• WHAT IS ASKED
Can you write the next part of the blog post about a PR firm's email spam and its reader comments, picking up after its last line?

• SOURCE DOCUMENT
..........

A little while ago, I blogged about how some public relations firms were spamming me. In short, I was getting tired of random PR firms sending me emails about stuff that I didn’t care about and thus further cluttering up my inbox.
These random carpet bombing strategies were both abusive and stupid – some poor client is paying their requisite $10-15k a month for the PR firm to make a bad impression on me. In fact, I alerted a VC friend of mine that one of the firms was carpet bombing about his recent financings and he was none too happy.
One PR firm, in particular has really taken this to a new level: Atomic PR.
The folks seriously suck ass. Not only do they carpet bomb me, but every time I politely ask them to take me off the list of the stupid stuff they send me, they either one: don’t reply, or two: reply that they will, but never do. And then I get an email from some new “bright and shining face” informing me of some “exciting news” that I couldn’t care less about.
I tried to warn them, but apparently they didn’t believe me when I said that I would call them out.
So, I officially start my boycott today, of AtomicPR until they vow to change their ways. Don’t hire them. And PLEASE link, share and retweet this post, so that when folks search for “AtomicPR,” the Google gods rank this post highly.
And Atomic guys – if you don’t stop, the next step is to report you to the appropriate government authorities since you don’t really allow anyone to opt out of their communications.
If anyone has a lot of time on their hands and wants to email my friends at Atomic PR, here are their email addresses:







Hmm – crowdscathing
I wonder how long it will take before the CEO of Atomic PR to post a comment to this blog post
"I wonder how long it will take before the CEO of Atomic PR to post a comment to this blog post
"
Apparently not quickly enough
Yes, definitely not.
Remind me not to piss you off
Amusingly, Atomic PR lists EFF (Electronic Freedom Foundation) as one of their clients. I wonder how much the EFF would agree about this practice
Would never happen. J
I am sure the folks at EFF would not like this. Funny, I didn’t no this. Thanks for the knowledge.
I feel your pain, but spam is a fact of life these days, isn't it? Rather than posting a vindictive diatribe that includes personal email addresses and a headline with the words "sucks ass" it it, all you have to do it tweak your spam filters to completely avoid the offending parties from now until you are too old and frail to boot up your computer. You'd be down two blog posts but it would probably be worth the sacrifice.
I have an allergy to tweaking my filters. Postini does a GREAT job for me. I don’t want to start messing with that and it’s the law that they should remove you from email lists. This has been going on over a year now and I’ve been polite and kind. I even told them I was going to blog if they kept doing it. So, they kept doing it. So instead of being angry anymore, I figured that I’d at least have some fun with it.

..........

• COLLECTED MATERIAL
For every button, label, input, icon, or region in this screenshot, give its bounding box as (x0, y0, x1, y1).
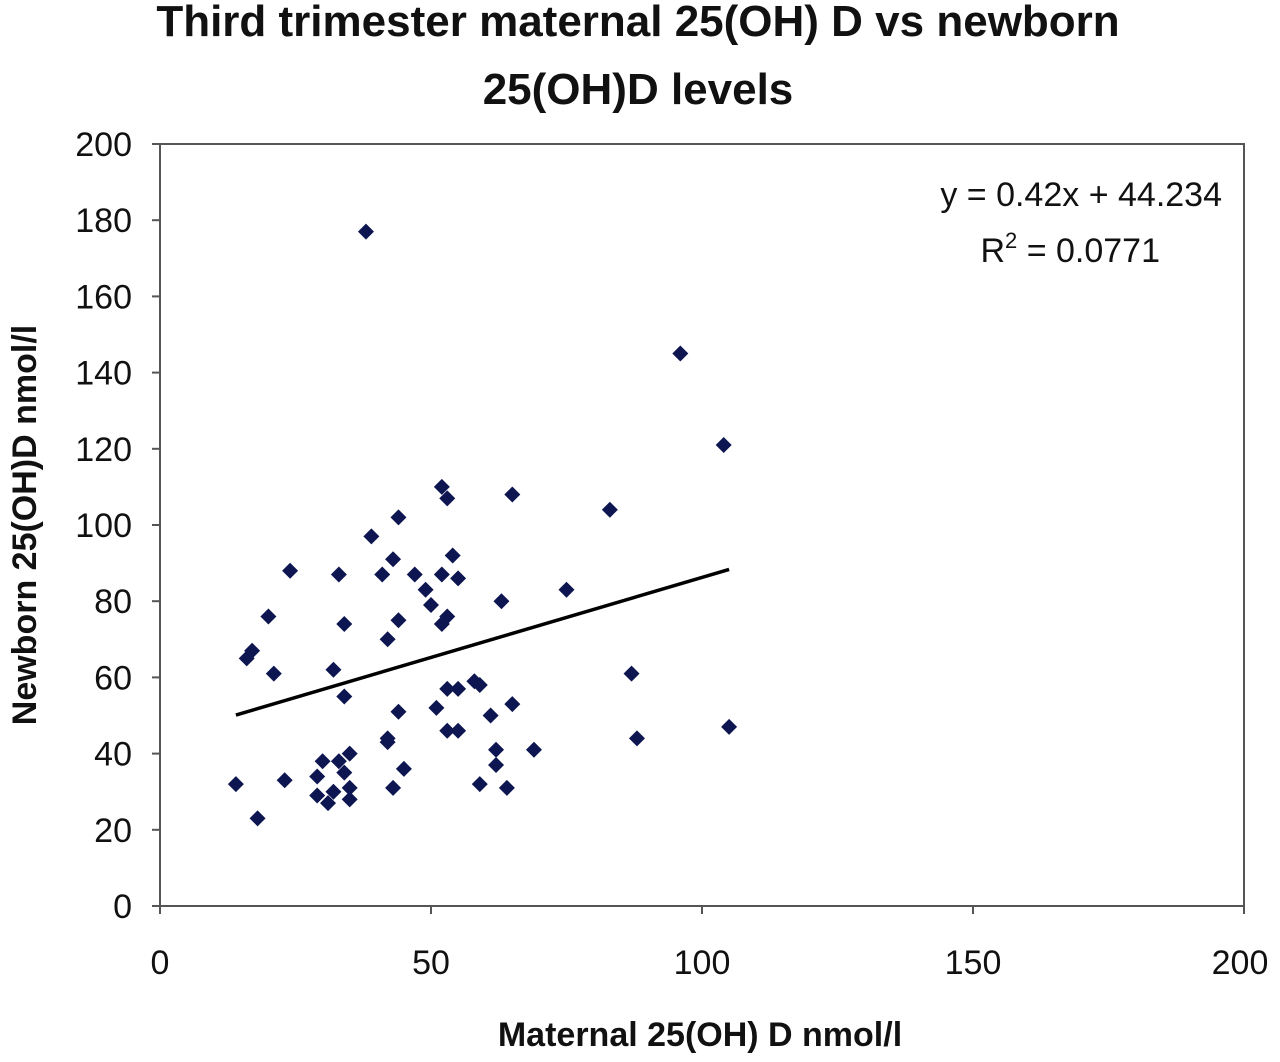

..........

• RIGHT ANSWER
Rick, you took the words right out of my mouth.
Jason, glad we're friends!
And don't forget Tell All Your Friends PR. They are the king spammers in the music industry and love approving press passes and photo passes and then not honoring them upon arrival to the show/festival. Not to mention they have horrible grammar and spelling. Yeah, your lame lingo "ain't" cute.
Jason – couldn't agree more, you want to try being an industry blogger – the PR tsunami really kicks in then – http://www.cloudave.com/link/pr-101-and-how-not-t...
Thanks for the post, and sorry you couldn't join me fore the "law and the clouds" discussion last week at gluecon
Fair enough. I work for a PR agency and ironically – or perhaps fittingly – I also get spanned by flacks because I blog, too. Most of the PR spam I receive does not include an opt-out, and as you point out the senders are therefore violating federal law. It would be interesting to survey PR agencies across the country to see how many of them are aware of the law and more important, how many actually abide by it. My suspicion is that the percentages would be shockingly low.
Hey Jason – do an ARP on their mail server & then submit it to a few RTBL servers. Problem solved for you & many others.
Yes, but the last thing unwanted to hear from are their lawyers.
———————-
Jason Mendelson
Sent from my iPhone
- please forgive iTypos.
The Real Time Black List servers are meant to stop exactly this type of email. AT&T & Qwest use 'em too.
Sigh.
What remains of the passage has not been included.